[START OF Extracted information]
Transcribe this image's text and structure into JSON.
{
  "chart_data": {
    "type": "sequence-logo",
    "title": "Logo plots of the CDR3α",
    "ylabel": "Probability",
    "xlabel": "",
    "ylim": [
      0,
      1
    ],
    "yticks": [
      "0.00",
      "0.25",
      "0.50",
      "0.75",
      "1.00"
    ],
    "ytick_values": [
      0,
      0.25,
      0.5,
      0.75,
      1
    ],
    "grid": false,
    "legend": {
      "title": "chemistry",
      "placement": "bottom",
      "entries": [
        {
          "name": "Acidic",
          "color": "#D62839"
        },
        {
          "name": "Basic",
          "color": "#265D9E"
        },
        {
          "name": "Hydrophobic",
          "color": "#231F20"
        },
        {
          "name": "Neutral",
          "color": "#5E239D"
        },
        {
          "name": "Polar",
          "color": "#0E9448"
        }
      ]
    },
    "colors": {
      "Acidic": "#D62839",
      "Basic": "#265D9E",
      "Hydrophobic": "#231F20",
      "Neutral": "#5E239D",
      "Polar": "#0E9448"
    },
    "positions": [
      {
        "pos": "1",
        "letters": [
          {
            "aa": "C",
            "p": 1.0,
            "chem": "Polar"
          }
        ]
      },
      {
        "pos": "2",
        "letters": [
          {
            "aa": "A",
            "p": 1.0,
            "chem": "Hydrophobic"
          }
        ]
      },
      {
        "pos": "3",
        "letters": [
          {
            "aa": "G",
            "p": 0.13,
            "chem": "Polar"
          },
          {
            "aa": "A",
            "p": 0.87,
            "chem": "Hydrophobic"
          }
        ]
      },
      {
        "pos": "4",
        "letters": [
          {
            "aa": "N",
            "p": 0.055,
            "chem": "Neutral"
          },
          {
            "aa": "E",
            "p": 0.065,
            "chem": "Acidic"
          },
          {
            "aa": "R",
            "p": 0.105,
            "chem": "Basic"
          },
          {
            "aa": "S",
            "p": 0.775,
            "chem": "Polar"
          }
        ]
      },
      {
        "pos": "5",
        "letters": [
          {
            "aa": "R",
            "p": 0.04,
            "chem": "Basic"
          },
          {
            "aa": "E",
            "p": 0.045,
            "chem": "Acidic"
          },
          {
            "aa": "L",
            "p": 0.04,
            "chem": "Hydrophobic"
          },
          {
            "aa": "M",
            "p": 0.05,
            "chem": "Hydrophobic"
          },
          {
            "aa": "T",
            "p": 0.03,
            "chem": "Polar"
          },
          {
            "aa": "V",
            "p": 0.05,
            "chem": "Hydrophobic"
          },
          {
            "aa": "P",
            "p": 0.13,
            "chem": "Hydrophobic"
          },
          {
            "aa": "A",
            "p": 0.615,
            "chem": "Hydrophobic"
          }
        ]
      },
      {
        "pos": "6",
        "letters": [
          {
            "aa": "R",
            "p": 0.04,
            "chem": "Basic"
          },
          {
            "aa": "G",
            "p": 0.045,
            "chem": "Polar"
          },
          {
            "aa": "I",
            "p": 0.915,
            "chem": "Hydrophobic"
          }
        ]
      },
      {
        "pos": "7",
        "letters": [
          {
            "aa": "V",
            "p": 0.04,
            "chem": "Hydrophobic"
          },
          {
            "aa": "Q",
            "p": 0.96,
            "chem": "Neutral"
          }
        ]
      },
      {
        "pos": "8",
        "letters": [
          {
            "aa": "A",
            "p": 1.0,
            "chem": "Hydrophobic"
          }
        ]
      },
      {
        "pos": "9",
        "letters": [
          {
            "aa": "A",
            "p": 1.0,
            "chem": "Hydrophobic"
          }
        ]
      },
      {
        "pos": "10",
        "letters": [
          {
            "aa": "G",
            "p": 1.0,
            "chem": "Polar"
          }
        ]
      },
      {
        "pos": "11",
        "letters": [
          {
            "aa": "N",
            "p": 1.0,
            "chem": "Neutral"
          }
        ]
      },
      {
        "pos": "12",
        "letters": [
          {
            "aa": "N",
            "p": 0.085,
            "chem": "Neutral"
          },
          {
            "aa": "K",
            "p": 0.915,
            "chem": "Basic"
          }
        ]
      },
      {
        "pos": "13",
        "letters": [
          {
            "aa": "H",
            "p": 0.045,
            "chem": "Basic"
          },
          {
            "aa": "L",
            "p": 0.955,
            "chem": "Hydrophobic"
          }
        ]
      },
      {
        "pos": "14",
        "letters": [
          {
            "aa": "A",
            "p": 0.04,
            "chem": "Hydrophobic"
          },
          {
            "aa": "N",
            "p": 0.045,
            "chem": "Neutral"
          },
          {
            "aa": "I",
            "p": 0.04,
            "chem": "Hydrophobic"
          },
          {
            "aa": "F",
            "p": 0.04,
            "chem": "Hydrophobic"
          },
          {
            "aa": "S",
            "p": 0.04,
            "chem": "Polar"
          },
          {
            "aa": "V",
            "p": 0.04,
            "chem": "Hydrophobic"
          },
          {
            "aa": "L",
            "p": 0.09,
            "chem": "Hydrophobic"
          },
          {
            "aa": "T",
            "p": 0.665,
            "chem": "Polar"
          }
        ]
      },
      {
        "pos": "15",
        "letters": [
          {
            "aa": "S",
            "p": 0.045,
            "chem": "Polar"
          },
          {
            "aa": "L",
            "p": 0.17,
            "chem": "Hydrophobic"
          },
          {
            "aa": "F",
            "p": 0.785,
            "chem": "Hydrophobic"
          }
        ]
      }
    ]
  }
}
[END OF Extracted information]
= Exercise brief =
Transcribe every entry exactly.

= Answer to this task =
Transcribe this image's text and structure into JSON.
{
  "chart_data": {
    "type": "sequence-logo",
    "title": "Logo plots of the CDR3α",
    "ylabel": "Probability",
    "xlabel": "",
    "ylim": [
      0,
      1
    ],
    "yticks": [
      "0.00",
      "0.25",
      "0.50",
      "0.75",
      "1.00"
    ],
    "ytick_values": [
      0,
      0.25,
      0.5,
      0.75,
      1
    ],
    "grid": false,
    "legend": {
      "title": "chemistry",
      "placement": "bottom",
      "entries": [
        {
          "name": "Acidic",
          "color": "#D62839"
        },
        {
          "name": "Basic",
          "color": "#265D9E"
        },
        {
          "name": "Hydrophobic",
          "color": "#231F20"
        },
        {
          "name": "Neutral",
          "color": "#5E239D"
        },
        {
          "name": "Polar",
          "color": "#0E9448"
        }
      ]
    },
    "colors": {
      "Acidic": "#D62839",
      "Basic": "#265D9E",
      "Hydrophobic": "#231F20",
      "Neutral": "#5E239D",
      "Polar": "#0E9448"
    },
    "positions": [
      {
        "pos": "1",
        "letters": [
          {
            "aa": "C",
            "p": 1.0,
            "chem": "Polar"
          }
        ]
      },
      {
        "pos": "2",
        "letters": [
          {
            "aa": "A",
            "p": 1.0,
            "chem": "Hydrophobic"
          }
        ]
      },
      {
        "pos": "3",
        "letters": [
          {
            "aa": "G",
            "p": 0.13,
            "chem": "Polar"
          },
          {
            "aa": "A",
            "p": 0.87,
            "chem": "Hydrophobic"
          }
        ]
      },
      {
        "pos": "4",
        "letters": [
          {
            "aa": "N",
            "p": 0.055,
            "chem": "Neutral"
          },
          {
            "aa": "E",
            "p": 0.065,
            "chem": "Acidic"
          },
          {
            "aa": "R",
            "p": 0.105,
            "chem": "Basic"
          },
          {
            "aa": "S",
            "p": 0.775,
            "chem": "Polar"
          }
        ]
      },
      {
        "pos": "5",
        "letters": [
          {
            "aa": "R",
            "p": 0.04,
            "chem": "Basic"
          },
          {
            "aa": "E",
            "p": 0.045,
            "chem": "Acidic"
          },
          {
            "aa": "L",
            "p": 0.04,
            "chem": "Hydrophobic"
          },
          {
            "aa": "M",
            "p": 0.05,
            "chem": "Hydrophobic"
          },
          {
            "aa": "T",
            "p": 0.03,
            "chem": "Polar"
          },
          {
            "aa": "V",
            "p": 0.05,
            "chem": "Hydrophobic"
          },
          {
            "aa": "P",
            "p": 0.13,
            "chem": "Hydrophobic"
          },
          {
            "aa": "A",
            "p": 0.615,
            "chem": "Hydrophobic"
          }
        ]
      },
      {
        "pos": "6",
        "letters": [
          {
            "aa": "R",
            "p": 0.04,
            "chem": "Basic"
          },
          {
            "aa": "G",
            "p": 0.045,
            "chem": "Polar"
          },
          {
            "aa": "I",
            "p": 0.915,
            "chem": "Hydrophobic"
          }
        ]
      },
      {
        "pos": "7",
        "letters": [
          {
            "aa": "V",
            "p": 0.04,
            "chem": "Hydrophobic"
          },
          {
            "aa": "Q",
            "p": 0.96,
            "chem": "Neutral"
          }
        ]
      },
      {
        "pos": "8",
        "letters": [
          {
            "aa": "A",
            "p": 1.0,
            "chem": "Hydrophobic"
          }
        ]
      },
      {
        "pos": "9",
        "letters": [
          {
            "aa": "A",
            "p": 1.0,
            "chem": "Hydrophobic"
          }
        ]
      },
      {
        "pos": "10",
        "letters": [
          {
            "aa": "G",
            "p": 1.0,
            "chem": "Polar"
          }
        ]
      },
      {
        "pos": "11",
        "letters": [
          {
            "aa": "N",
            "p": 1.0,
            "chem": "Neutral"
          }
        ]
      },
      {
        "pos": "12",
        "letters": [
          {
            "aa": "N",
            "p": 0.085,
            "chem": "Neutral"
          },
          {
            "aa": "K",
            "p": 0.915,
            "chem": "Basic"
          }
        ]
      },
      {
        "pos": "13",
        "letters": [
          {
            "aa": "H",
            "p": 0.045,
            "chem": "Basic"
          },
          {
            "aa": "L",
            "p": 0.955,
            "chem": "Hydrophobic"
          }
        ]
      },
      {
        "pos": "14",
        "letters": [
          {
            "aa": "A",
            "p": 0.04,
            "chem": "Hydrophobic"
          },
          {
            "aa": "N",
            "p": 0.045,
            "chem": "Neutral"
          },
          {
            "aa": "I",
            "p": 0.04,
            "chem": "Hydrophobic"
          },
          {
            "aa": "F",
            "p": 0.04,
            "chem": "Hydrophobic"
          },
          {
            "aa": "S",
            "p": 0.04,
            "chem": "Polar"
          },
          {
            "aa": "V",
            "p": 0.04,
            "chem": "Hydrophobic"
          },
          {
            "aa": "L",
            "p": 0.09,
            "chem": "Hydrophobic"
          },
          {
            "aa": "T",
            "p": 0.665,
            "chem": "Polar"
          }
        ]
      },
      {
        "pos": "15",
        "letters": [
          {
            "aa": "S",
            "p": 0.045,
            "chem": "Polar"
          },
          {
            "aa": "L",
            "p": 0.17,
            "chem": "Hydrophobic"
          },
          {
            "aa": "F",
            "p": 0.785,
            "chem": "Hydrophobic"
          }
        ]
      }
    ]
  }
}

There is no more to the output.